>> Start Records to use

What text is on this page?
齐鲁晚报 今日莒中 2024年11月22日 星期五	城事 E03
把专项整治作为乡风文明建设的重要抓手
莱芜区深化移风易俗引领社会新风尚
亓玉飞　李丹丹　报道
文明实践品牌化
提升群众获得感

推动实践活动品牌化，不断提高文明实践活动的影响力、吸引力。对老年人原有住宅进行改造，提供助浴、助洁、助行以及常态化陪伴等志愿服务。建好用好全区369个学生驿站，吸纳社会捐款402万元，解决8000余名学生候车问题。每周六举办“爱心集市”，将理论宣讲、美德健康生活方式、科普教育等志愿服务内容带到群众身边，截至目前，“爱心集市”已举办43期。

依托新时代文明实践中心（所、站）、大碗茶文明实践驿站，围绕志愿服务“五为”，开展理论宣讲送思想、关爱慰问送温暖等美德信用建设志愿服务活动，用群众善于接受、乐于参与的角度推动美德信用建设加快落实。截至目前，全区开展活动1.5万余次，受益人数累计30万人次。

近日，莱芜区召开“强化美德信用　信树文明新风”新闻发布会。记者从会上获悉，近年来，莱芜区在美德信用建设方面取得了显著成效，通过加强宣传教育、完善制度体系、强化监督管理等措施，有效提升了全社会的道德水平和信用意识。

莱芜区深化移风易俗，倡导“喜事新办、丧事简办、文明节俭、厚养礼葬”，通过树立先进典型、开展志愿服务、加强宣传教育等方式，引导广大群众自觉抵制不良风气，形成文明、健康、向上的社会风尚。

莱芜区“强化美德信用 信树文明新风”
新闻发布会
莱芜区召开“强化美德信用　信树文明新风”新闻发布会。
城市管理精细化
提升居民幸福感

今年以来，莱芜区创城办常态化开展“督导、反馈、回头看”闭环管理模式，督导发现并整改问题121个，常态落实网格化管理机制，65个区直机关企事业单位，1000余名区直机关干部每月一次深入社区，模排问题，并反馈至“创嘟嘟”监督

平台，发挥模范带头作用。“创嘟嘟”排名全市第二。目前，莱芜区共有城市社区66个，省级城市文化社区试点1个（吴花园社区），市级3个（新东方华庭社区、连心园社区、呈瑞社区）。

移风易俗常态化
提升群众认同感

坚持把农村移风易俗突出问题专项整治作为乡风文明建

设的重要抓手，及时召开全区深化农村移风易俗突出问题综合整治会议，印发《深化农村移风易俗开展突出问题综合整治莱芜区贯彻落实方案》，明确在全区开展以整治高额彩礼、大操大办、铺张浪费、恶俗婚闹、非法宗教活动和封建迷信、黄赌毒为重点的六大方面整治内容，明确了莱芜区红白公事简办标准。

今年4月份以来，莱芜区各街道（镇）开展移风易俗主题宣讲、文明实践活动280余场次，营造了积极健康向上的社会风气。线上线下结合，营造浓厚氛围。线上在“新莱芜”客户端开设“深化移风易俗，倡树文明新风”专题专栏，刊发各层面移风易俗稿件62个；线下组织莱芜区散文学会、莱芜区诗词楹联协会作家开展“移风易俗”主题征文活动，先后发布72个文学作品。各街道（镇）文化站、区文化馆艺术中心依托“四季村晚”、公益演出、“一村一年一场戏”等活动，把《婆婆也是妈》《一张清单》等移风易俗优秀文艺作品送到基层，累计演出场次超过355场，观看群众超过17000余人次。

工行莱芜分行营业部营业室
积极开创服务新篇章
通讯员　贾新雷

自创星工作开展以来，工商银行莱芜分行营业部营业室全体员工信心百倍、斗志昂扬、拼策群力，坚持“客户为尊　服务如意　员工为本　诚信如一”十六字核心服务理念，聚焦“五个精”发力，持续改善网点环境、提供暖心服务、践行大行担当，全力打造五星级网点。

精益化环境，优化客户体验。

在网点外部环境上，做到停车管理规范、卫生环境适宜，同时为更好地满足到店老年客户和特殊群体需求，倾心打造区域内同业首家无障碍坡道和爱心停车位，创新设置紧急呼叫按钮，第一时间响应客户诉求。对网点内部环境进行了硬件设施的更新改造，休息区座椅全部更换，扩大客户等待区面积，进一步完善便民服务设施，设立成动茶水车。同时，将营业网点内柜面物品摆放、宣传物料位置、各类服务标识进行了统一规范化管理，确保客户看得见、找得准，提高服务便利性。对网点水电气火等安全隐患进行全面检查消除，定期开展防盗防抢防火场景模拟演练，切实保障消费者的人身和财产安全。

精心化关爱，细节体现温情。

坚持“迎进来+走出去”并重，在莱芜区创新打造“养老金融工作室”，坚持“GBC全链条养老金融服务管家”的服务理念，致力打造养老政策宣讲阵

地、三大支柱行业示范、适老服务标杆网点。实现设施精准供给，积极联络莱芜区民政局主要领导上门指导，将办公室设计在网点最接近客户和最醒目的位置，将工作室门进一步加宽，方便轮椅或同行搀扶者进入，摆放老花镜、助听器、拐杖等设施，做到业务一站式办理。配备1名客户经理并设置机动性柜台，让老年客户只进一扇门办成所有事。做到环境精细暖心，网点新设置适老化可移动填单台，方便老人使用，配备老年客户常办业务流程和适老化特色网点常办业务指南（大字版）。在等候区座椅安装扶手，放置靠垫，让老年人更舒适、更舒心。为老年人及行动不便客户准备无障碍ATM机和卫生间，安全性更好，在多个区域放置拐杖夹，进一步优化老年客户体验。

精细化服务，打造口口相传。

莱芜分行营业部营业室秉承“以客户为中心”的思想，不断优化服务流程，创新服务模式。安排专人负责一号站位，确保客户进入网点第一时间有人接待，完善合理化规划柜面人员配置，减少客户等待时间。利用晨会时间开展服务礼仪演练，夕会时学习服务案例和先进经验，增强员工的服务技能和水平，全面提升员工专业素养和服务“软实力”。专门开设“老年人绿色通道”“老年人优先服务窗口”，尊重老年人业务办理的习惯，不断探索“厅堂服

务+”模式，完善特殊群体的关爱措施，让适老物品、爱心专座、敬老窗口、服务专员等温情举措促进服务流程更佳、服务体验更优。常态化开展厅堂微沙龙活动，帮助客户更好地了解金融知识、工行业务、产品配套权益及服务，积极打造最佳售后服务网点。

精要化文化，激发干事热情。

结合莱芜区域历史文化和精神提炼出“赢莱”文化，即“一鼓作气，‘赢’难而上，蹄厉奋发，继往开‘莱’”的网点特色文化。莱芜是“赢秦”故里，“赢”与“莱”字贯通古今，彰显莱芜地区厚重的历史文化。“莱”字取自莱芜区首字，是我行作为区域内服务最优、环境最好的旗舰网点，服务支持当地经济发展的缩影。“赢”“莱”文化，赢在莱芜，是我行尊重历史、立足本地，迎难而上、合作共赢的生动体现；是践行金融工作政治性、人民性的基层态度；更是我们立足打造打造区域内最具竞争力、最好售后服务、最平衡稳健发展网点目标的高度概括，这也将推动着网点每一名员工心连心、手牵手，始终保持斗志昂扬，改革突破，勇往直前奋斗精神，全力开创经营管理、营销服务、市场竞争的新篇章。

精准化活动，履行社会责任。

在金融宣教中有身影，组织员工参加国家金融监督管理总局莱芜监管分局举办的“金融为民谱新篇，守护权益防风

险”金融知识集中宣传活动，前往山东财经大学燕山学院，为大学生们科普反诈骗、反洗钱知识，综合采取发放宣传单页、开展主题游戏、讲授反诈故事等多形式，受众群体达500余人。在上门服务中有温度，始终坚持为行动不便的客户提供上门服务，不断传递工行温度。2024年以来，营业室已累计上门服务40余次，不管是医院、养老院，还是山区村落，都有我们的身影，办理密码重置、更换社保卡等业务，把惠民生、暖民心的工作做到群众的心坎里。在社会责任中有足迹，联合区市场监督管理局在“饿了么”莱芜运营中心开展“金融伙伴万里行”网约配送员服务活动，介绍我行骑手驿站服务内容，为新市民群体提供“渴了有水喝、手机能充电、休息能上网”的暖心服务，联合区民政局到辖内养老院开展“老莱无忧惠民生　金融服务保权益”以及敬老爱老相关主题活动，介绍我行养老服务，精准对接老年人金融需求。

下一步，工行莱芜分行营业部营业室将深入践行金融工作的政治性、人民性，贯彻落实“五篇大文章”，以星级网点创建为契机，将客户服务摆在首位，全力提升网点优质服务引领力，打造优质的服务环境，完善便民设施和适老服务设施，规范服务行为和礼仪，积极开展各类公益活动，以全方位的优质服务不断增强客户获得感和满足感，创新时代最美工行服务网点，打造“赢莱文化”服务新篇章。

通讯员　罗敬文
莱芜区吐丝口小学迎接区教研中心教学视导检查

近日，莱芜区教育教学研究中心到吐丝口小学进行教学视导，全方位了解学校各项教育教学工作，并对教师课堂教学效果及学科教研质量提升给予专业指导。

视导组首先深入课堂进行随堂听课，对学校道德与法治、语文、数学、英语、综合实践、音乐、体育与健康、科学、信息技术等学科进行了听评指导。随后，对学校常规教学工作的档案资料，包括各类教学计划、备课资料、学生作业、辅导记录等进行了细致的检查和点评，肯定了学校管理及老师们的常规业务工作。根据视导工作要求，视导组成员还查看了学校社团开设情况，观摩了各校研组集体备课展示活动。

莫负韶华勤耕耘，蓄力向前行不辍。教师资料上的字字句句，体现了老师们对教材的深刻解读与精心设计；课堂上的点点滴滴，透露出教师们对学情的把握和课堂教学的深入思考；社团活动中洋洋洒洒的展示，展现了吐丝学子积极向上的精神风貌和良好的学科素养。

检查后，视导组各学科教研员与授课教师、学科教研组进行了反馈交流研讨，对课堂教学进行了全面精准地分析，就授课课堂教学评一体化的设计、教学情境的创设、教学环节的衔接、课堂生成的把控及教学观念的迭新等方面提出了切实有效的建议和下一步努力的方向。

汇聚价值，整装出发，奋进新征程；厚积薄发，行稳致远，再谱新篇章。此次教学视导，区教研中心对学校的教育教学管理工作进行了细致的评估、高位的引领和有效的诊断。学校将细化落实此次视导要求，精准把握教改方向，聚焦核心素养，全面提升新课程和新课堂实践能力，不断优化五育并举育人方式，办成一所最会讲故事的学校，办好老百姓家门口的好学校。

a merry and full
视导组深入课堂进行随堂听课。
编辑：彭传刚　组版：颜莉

>> End Records to use

* _What the exercise asks_
In how many lines does the word "新闻发布会" appear? Respond with the number alone.

* _Correct result_
3